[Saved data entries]
....
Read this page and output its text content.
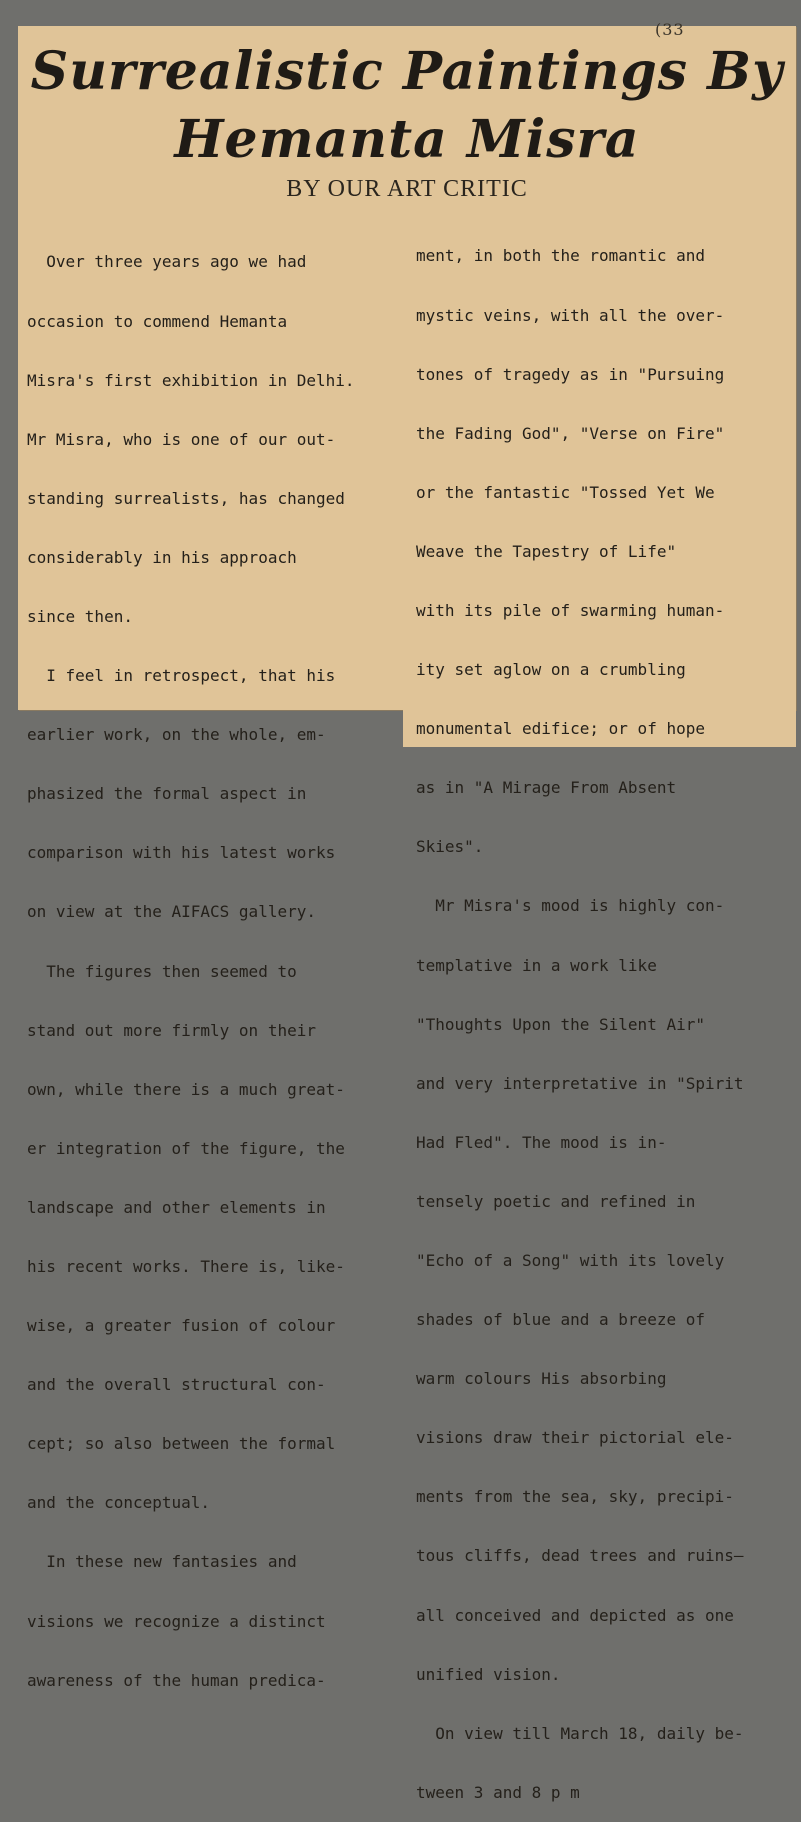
(33
Surrealistic Paintings By
Hemanta Misra
BY OUR ART CRITIC

Over three years ago we had

occasion to commend Hemanta

Misra's first exhibition in Delhi.

Mr Misra, who is one of our out-

standing surrealists, has changed

considerably in his approach

since then.

I feel in retrospect, that his

earlier work, on the whole, em-

phasized the formal aspect in

comparison with his latest works

on view at the AIFACS gallery.

The figures then seemed to

stand out more firmly on their

own, while there is a much great-

er integration of the figure, the

landscape and other elements in

his recent works. There is, like-

wise, a greater fusion of colour

and the overall structural con-

cept; so also between the formal

and the conceptual.

In these new fantasies and

visions we recognize a distinct

awareness of the human predica-

ment, in both the romantic and

mystic veins, with all the over-

tones of tragedy as in "Pursuing

the Fading God", "Verse on Fire"

or the fantastic "Tossed Yet We

Weave the Tapestry of Life"

with its pile of swarming human-

ity set aglow on a crumbling

monumental edifice; or of hope

as in "A Mirage From Absent

Skies".

Mr Misra's mood is highly con-

templative in a work like

"Thoughts Upon the Silent Air"

and very interpretative in "Spirit

Had Fled". The mood is in-

tensely poetic and refined in

"Echo of a Song" with its lovely

shades of blue and a breeze of

warm colours His absorbing

visions draw their pictorial ele-

ments from the sea, sky, precipi-

tous cliffs, dead trees and ruins—

all conceived and depicted as one

unified vision.

On view till March 18, daily be-

tween 3 and 8 p m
....
WHAT TO PRODUCE :: From the entries above, copy out every line where the string "human" appears.

RESPONSE ::
awareness of the human predica-
with its pile of swarming human-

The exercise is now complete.